==== Record set ====
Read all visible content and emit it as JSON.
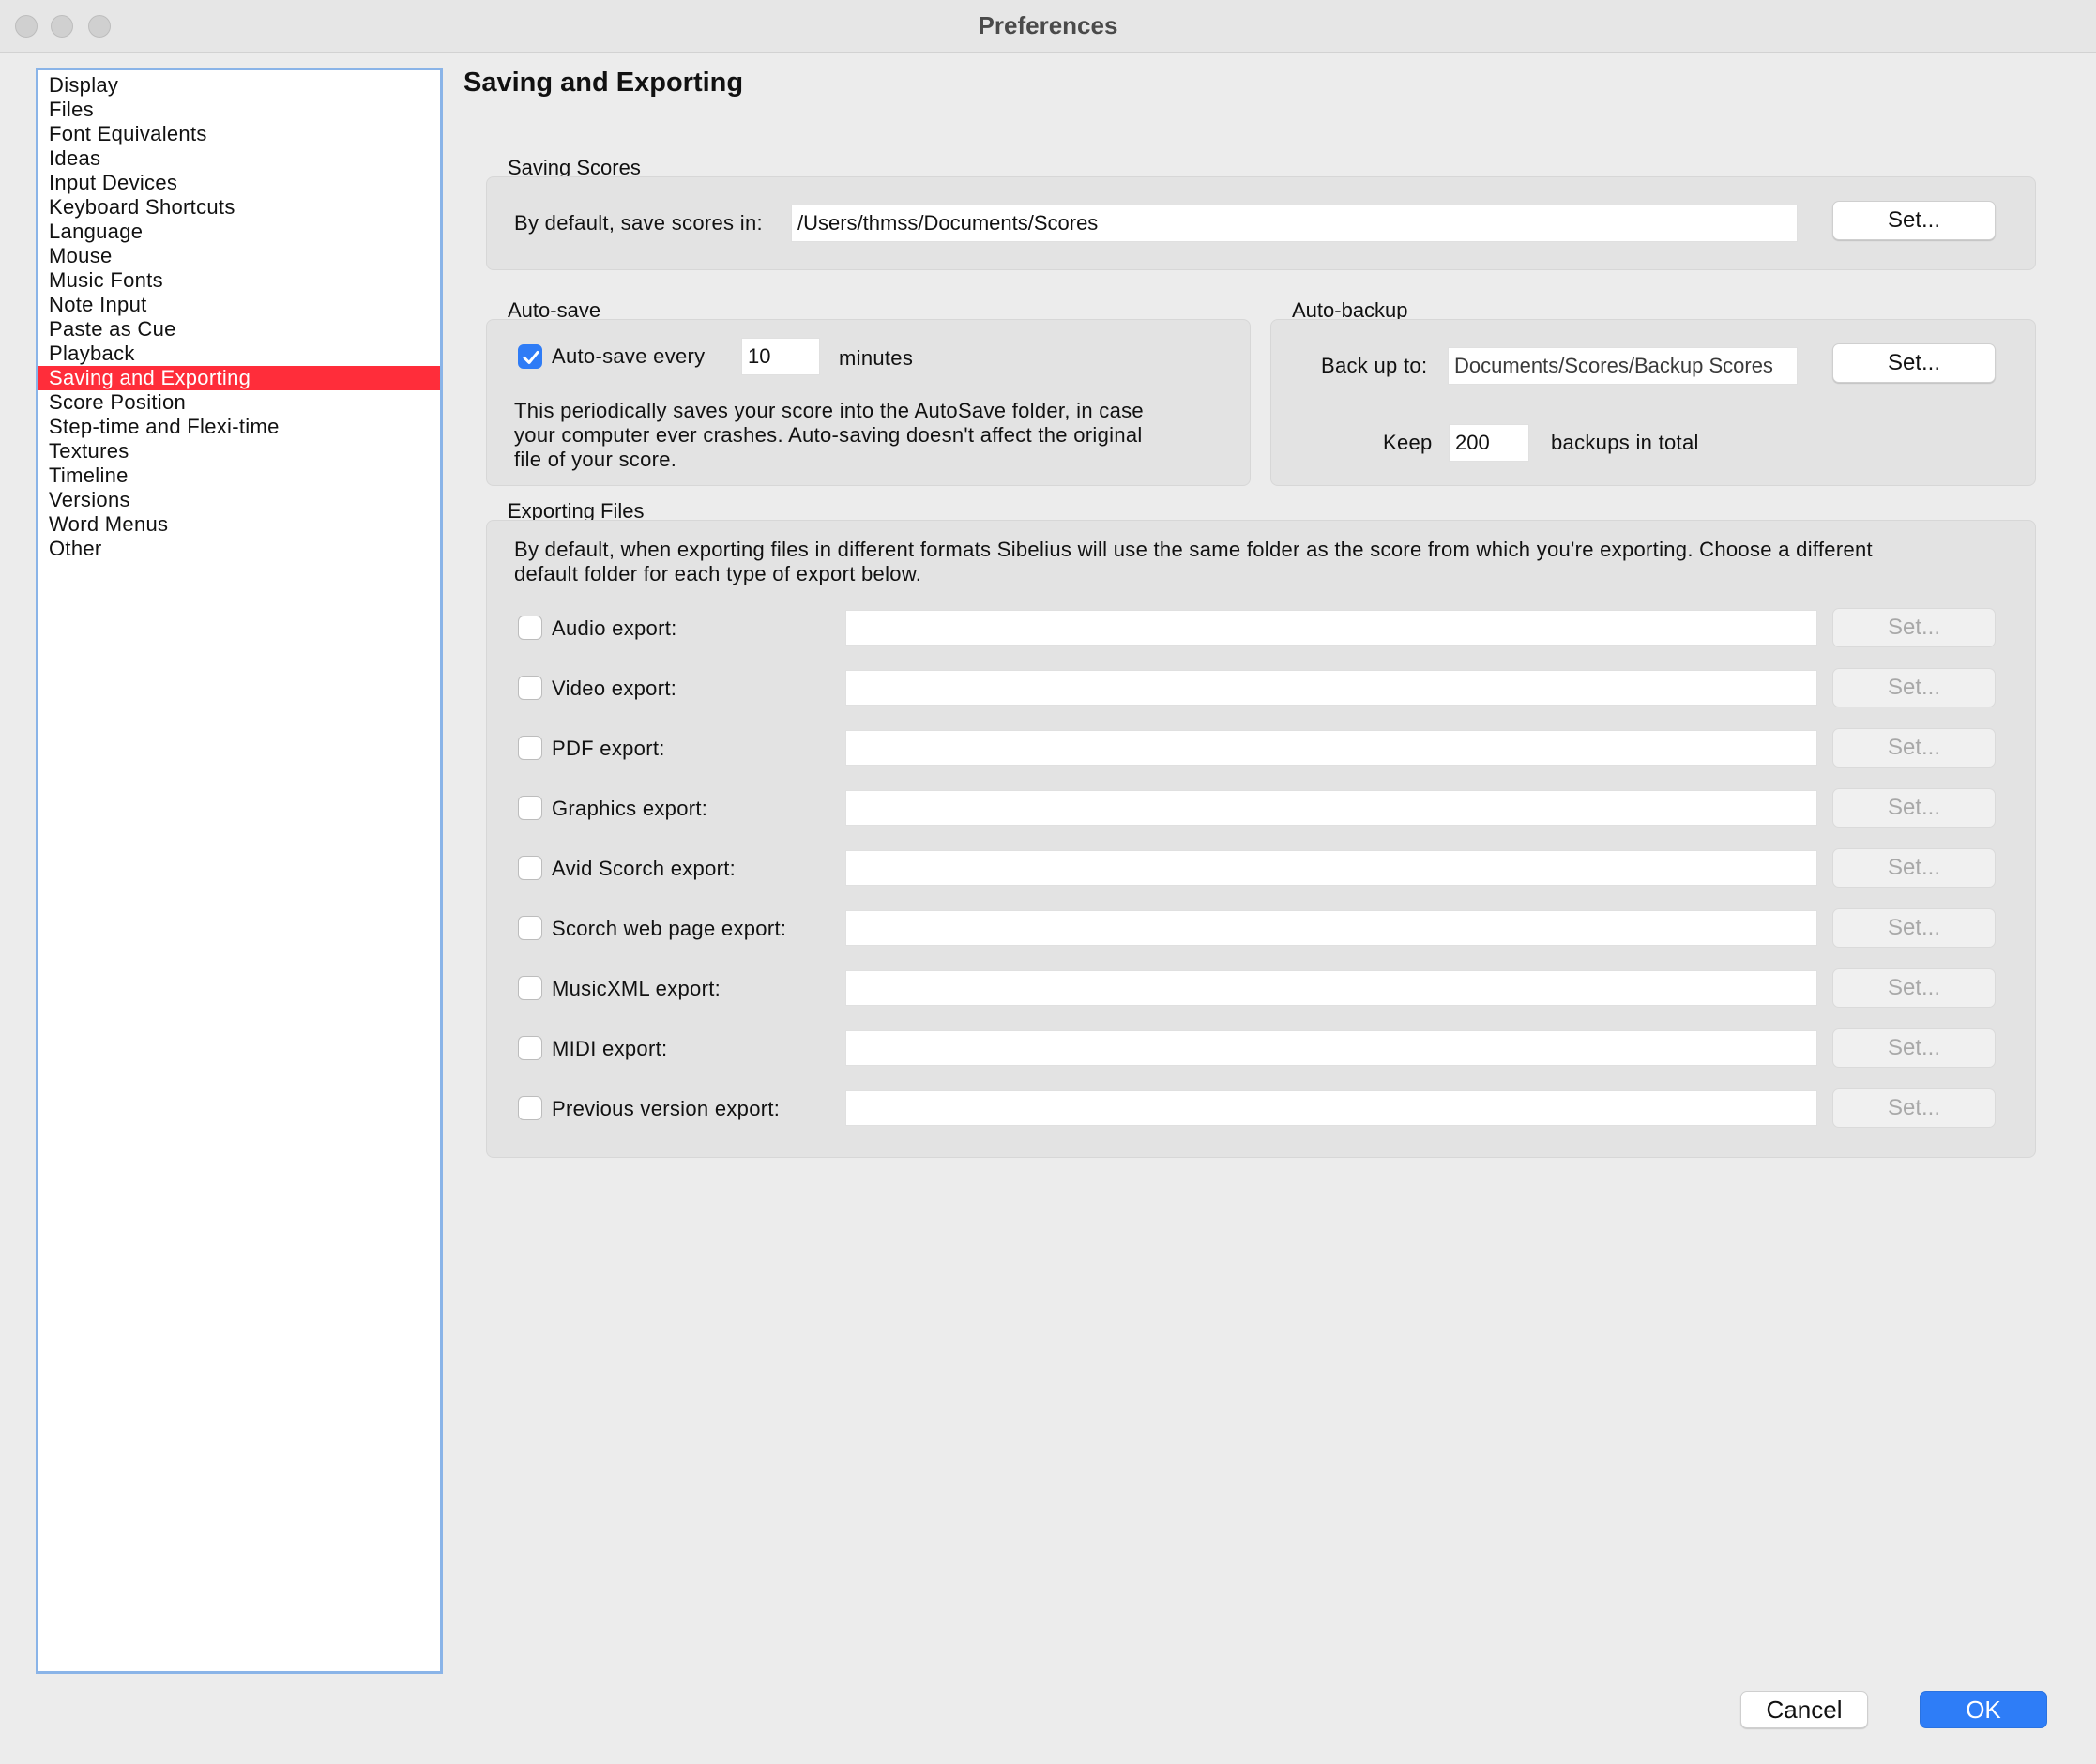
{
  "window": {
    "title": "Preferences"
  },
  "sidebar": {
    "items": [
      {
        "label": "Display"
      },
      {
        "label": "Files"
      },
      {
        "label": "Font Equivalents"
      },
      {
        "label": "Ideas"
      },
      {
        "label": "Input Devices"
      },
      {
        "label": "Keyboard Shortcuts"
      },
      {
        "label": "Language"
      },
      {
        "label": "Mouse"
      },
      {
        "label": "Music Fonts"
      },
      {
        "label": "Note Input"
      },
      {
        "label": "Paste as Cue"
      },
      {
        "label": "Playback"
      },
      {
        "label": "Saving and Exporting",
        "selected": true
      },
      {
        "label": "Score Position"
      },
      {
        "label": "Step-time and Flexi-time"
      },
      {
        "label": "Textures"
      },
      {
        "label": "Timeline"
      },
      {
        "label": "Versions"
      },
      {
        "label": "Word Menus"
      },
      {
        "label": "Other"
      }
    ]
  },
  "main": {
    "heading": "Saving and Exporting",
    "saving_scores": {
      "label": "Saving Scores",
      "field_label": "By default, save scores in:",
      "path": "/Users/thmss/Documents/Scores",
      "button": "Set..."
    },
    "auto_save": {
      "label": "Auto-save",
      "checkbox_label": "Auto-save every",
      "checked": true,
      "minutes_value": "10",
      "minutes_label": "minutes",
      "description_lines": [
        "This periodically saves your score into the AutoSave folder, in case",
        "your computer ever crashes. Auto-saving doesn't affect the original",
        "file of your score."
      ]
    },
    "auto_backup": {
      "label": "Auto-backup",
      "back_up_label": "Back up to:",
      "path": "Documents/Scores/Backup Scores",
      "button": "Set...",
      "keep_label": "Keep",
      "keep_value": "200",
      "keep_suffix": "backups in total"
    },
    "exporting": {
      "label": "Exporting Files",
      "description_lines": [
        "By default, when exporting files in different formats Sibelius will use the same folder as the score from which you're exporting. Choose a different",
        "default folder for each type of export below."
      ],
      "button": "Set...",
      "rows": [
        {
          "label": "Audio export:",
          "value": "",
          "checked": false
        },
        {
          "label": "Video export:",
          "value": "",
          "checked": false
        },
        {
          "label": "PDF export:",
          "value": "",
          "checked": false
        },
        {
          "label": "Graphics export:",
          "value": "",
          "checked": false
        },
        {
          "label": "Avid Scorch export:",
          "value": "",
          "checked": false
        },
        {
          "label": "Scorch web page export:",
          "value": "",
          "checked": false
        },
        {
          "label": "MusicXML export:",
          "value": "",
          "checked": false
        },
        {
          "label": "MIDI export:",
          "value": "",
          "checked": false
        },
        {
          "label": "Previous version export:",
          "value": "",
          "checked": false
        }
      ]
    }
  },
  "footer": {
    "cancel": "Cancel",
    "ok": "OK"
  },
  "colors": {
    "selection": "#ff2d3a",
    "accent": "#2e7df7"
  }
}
====
§ Exercise description:
Select every line in the records above that contains the word "Documents".

§ Result for this exercise:
      "path": "/Users/thmss/Documents/Scores",
      "path": "Documents/Scores/Backup Scores",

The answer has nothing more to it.